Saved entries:

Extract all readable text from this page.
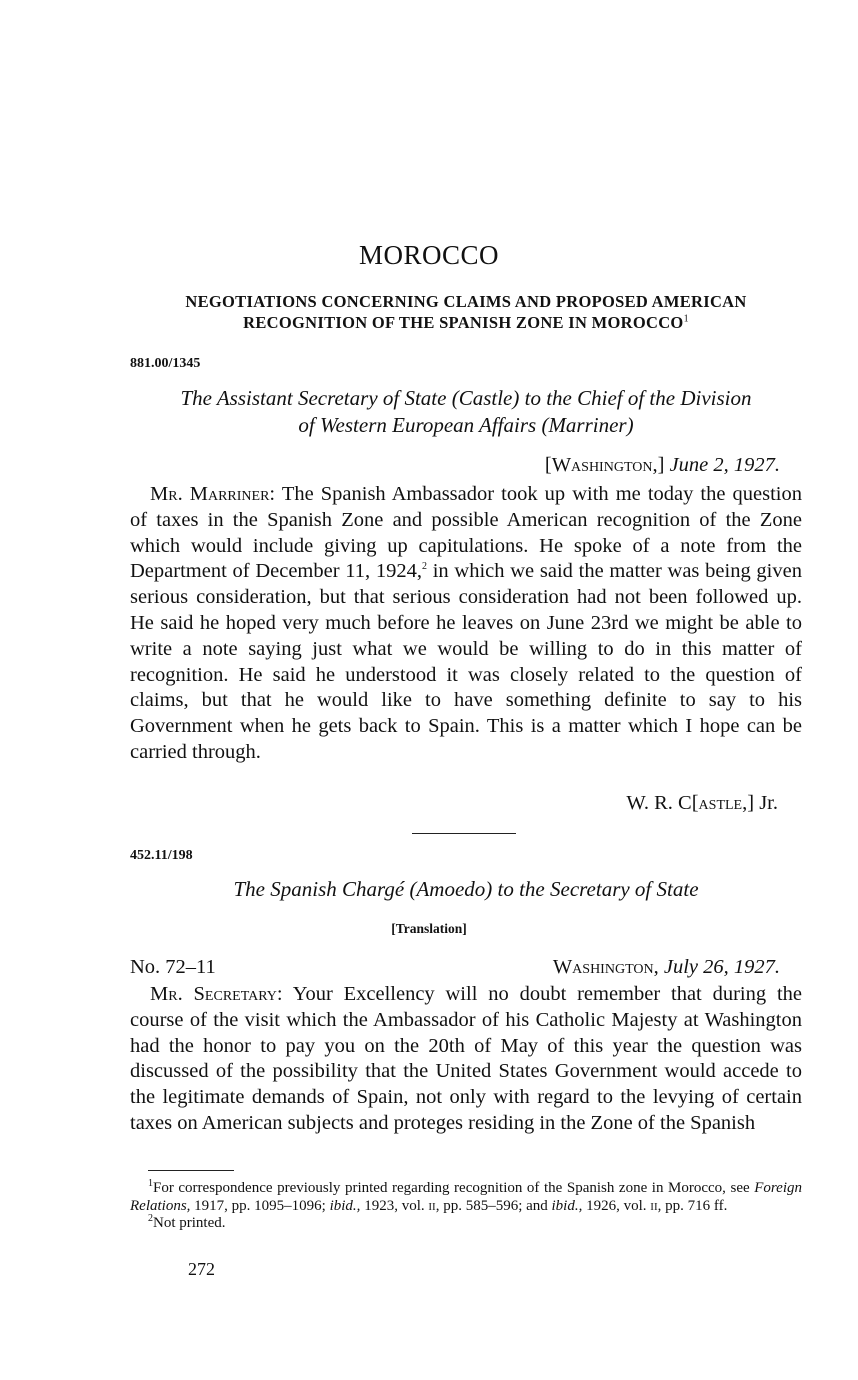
MOROCCO
NEGOTIATIONS CONCERNING CLAIMS AND PROPOSED AMERICAN
RECOGNITION OF THE SPANISH ZONE IN MOROCCO$^1$
881.00/1345
The Assistant Secretary of State (Castle) to the Chief of the Division
of Western European Affairs (Marriner)
[Washington,] June 2, 1927.
Mr. Marriner: The Spanish Ambassador took up with me today the question of taxes in the Spanish Zone and possible American recognition of the Zone which would include giving up capitulations. He spoke of a note from the Department of December 11, 1924,$^2$ in which we said the matter was being given serious consideration, but that serious consideration had not been followed up. He said he hoped very much before he leaves on June 23rd we might be able to write a note saying just what we would be willing to do in this matter of recognition. He said he understood it was closely related to the question of claims, but that he would like to have something definite to say to his Government when he gets back to Spain. This is a matter which I hope can be carried through.
W. R. C[astle,] Jr.
452.11/198
The Spanish Chargé (Amoedo) to the Secretary of State
[Translation]
No. 72–11	Washington, July 26, 1927.
Mr. Secretary: Your Excellency will no doubt remember that during the course of the visit which the Ambassador of his Catholic Majesty at Washington had the honor to pay you on the 20th of May of this year the question was discussed of the possibility that the United States Government would accede to the legitimate demands of Spain, not only with regard to the levying of certain taxes on American subjects and proteges residing in the Zone of the Spanish

$^1$For correspondence previously printed regarding recognition of the Spanish zone in Morocco, see Foreign Relations, 1917, pp. 1095–1096; ibid., 1923, vol. ii, pp. 585–596; and ibid., 1926, vol. ii, pp. 716 ff.

$^2$Not printed.

272
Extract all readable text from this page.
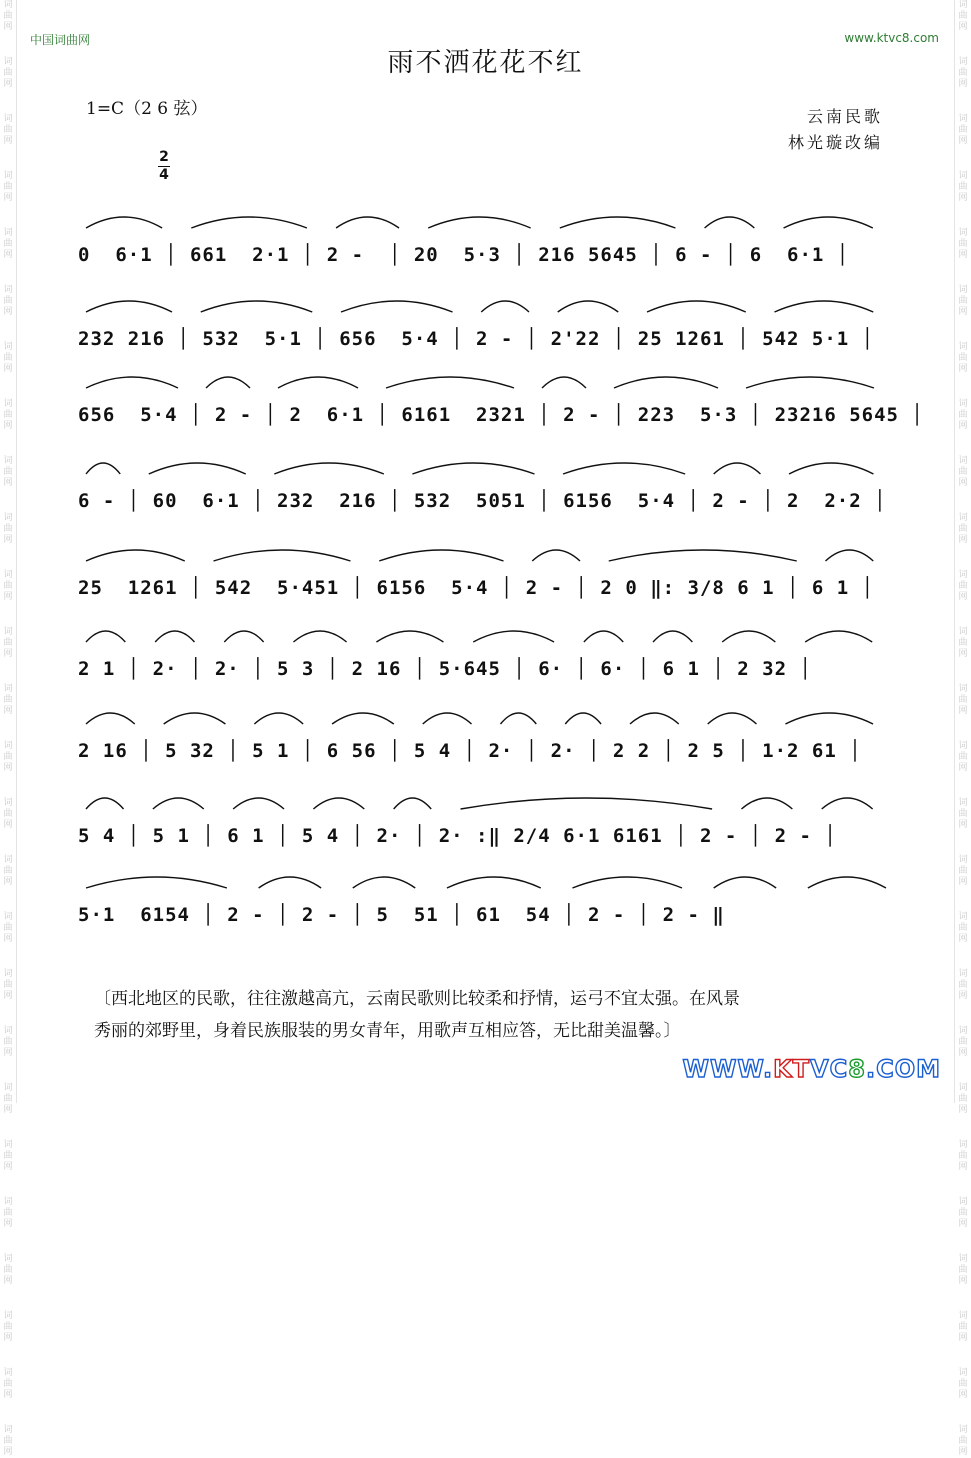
词
曲
网
词
曲
网
词
曲
网
词
曲
网
词
曲
网
词
曲
网
词
曲
网
词
曲
网
词
曲
网
词
曲
网
词
曲
网
词
曲
网
词
曲
网
词
曲
网
词
曲
网
词
曲
网
词
曲
网
词
曲
网
词
曲
网
词
曲
网
词
曲
网
词
曲
网
词
曲
网
词
曲
网
词
曲
网
词
曲
网
词
曲
网
词
曲
网
词
曲
网
词
曲
网
词
曲
网
词
曲
网
词
曲
网
词
曲
网
词
曲
网
词
曲
网
词
曲
网
词
曲
网
词
曲
网
词
曲
网
词
曲
网
词
曲
网
词
曲
网
词
曲
网
词
曲
网
词
曲
网
词
曲
网
词
曲
网
词
曲
网
词
曲
网
词
曲
网
词
曲
网
中国词曲网	www.ktvc8.com
雨不洒花花不红
1=C（2 6 弦）	云南民歌
林光璇改编
2
4
0  6·1 │ 661  2·1 │ 2 -  │ 20  5·3 │ 216 5645 │ 6 - │ 6  6·1 │
232 216 │ 532  5·1 │ 656  5·4 │ 2 - │ 2'22 │ 25 1261 │ 542 5·1 │
656  5·4 │ 2 - │ 2  6·1 │ 6161  2321 │ 2 - │ 223  5·3 │ 23216 5645 │
6 - │ 60  6·1 │ 232  216 │ 532  5051 │ 6156  5·4 │ 2 - │ 2  2·2 │
25  1261 │ 542  5·451 │ 6156  5·4 │ 2 - │ 2 0 ‖: 3/8 6 1 │ 6 1 │
2 1 │ 2· │ 2· │ 5 3 │ 2 16 │ 5·645 │ 6· │ 6· │ 6 1 │ 2 32 │
2 16 │ 5 32 │ 5 1 │ 6 56 │ 5 4 │ 2· │ 2· │ 2 2 │ 2 5 │ 1·2 61 │
5 4 │ 5 1 │ 6 1 │ 5 4 │ 2· │ 2· :‖ 2/4 6·1 6161 │ 2 - │ 2 - │
5·1  6154 │ 2 - │ 2 - │ 5  51 │ 61  54 │ 2 - │ 2 - ‖
〔西北地区的民歌，往往激越高亢，云南民歌则比较柔和抒情，运弓不宜太强。在风景
秀丽的郊野里，身着民族服装的男女青年，用歌声互相应答，无比甜美温馨。〕
WWW.KTVC8.COM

GIVEN PROBLEM
Within the data above, pick out all lines holding the word "Ambassador".

RIGHT ANSWER
Mr. Marriner: The Spanish Ambassador took up with me today the question of taxes in the Spanish Zone and possible American recognition of the Zone which would include giving up capitulations. He spoke of a note from the Department of December 11, 1924,$^2$ in which we said the matter was being given serious consideration, but that serious consideration had not been followed up. He said he hoped very much before he leaves on June 23rd we might be able to write a note saying just what we would be willing to do in this matter of recognition. He said he understood it was closely related to the question of claims, but that he would like to have something definite to say to his Government when he gets back to Spain. This is a matter which I hope can be carried through.
Mr. Secretary: Your Excellency will no doubt remember that during the course of the visit which the Ambassador of his Catholic Majesty at Washington had the honor to pay you on the 20th of May of this year the question was discussed of the possibility that the United States Government would accede to the legitimate demands of Spain, not only with regard to the levying of certain taxes on American subjects and proteges residing in the Zone of the Spanish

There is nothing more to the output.